WORK INSTRUCTIONS
Copy every line of the listing that holds the string "Output".

EXTRACTED RECORDS
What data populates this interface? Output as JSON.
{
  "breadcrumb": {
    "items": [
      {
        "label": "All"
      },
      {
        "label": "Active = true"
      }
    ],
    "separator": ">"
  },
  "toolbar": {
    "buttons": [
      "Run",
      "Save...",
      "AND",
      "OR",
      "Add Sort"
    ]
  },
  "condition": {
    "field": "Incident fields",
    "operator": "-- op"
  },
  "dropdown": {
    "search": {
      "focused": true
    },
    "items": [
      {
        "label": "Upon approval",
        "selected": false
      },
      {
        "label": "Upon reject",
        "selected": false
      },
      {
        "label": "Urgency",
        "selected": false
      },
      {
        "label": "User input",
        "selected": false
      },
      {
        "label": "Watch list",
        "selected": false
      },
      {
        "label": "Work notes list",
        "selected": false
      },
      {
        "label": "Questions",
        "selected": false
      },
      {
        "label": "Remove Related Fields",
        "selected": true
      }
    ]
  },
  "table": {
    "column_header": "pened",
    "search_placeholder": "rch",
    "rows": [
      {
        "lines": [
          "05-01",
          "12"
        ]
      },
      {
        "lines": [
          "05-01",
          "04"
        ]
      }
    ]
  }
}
--
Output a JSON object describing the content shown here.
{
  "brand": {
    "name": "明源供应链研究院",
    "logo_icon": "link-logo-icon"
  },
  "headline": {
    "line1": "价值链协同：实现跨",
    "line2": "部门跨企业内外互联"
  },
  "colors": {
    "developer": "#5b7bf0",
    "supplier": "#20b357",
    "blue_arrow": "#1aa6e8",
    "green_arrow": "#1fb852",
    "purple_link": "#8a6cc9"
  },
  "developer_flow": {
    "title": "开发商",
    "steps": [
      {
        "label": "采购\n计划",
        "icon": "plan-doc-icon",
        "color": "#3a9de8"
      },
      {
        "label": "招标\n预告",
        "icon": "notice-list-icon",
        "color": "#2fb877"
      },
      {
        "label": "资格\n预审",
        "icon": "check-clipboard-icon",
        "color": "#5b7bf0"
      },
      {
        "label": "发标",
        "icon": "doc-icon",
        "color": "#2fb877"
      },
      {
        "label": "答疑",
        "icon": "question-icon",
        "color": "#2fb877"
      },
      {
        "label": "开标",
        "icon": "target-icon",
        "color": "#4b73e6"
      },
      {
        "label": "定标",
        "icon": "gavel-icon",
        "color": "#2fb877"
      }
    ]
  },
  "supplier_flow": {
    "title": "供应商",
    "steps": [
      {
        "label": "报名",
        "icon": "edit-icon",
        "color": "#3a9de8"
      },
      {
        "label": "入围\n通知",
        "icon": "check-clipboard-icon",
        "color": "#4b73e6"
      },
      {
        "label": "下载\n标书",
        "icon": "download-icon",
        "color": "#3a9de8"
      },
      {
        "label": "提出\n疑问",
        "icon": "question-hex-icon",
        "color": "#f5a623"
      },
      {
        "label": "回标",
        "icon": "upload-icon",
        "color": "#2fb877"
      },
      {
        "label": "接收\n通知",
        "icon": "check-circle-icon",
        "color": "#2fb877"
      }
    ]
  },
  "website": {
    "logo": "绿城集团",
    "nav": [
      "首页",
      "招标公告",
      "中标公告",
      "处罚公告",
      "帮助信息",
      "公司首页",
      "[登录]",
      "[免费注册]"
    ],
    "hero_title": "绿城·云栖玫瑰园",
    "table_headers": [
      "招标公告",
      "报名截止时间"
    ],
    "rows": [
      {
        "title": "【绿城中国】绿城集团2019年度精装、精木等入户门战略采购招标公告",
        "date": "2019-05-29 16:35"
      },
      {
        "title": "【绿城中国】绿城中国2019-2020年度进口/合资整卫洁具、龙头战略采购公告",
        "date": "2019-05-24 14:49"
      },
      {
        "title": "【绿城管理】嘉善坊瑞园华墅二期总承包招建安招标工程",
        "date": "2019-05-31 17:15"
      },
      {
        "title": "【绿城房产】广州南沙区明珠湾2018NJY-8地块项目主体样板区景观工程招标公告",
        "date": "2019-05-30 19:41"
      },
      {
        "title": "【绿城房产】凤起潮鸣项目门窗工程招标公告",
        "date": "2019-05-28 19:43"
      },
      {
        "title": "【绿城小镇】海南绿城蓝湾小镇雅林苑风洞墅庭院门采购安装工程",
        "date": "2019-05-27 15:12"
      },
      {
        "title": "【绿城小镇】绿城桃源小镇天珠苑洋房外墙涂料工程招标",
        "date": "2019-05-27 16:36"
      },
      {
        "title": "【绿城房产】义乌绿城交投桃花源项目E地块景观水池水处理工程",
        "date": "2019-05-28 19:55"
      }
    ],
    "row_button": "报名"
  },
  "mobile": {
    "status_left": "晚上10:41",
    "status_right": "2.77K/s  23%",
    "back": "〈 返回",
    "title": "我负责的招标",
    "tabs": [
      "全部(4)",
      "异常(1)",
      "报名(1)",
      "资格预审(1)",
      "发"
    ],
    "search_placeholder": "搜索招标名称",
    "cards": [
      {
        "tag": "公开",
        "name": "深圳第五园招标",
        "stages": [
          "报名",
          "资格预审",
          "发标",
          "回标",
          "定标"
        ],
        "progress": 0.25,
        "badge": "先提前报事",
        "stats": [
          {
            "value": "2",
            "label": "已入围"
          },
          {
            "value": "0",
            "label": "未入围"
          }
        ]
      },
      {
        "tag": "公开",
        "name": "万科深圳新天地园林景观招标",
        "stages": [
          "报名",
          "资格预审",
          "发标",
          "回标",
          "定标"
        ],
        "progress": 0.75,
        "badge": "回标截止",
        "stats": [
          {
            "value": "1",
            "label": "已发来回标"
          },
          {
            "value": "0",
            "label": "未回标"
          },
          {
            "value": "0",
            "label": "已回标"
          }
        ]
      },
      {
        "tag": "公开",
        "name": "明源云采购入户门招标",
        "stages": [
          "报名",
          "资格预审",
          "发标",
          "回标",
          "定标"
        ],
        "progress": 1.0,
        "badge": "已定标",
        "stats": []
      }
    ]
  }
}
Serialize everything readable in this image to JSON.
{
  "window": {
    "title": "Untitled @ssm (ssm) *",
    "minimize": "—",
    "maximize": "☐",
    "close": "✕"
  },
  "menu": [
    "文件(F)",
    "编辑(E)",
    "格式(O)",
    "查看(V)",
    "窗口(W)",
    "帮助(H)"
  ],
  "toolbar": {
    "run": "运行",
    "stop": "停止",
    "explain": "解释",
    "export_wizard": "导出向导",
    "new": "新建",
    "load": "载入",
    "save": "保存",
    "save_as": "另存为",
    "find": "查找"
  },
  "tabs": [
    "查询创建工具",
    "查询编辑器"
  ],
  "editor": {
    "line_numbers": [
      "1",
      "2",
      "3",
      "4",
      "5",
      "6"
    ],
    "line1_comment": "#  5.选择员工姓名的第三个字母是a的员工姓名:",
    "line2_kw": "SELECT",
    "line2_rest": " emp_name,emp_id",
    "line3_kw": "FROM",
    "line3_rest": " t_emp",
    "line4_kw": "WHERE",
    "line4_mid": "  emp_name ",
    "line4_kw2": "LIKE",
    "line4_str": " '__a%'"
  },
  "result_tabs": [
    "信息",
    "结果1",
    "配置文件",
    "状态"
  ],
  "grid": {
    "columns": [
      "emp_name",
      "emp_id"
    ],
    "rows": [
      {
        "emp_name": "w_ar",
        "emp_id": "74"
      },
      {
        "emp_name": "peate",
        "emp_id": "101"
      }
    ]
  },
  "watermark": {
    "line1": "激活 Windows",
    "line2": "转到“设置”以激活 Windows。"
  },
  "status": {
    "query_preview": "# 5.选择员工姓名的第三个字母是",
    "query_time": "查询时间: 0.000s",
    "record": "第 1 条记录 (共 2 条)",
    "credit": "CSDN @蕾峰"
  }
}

TASK RESULT
What data populates this interface? Output as JSON.
Output a JSON object describing the content shown here.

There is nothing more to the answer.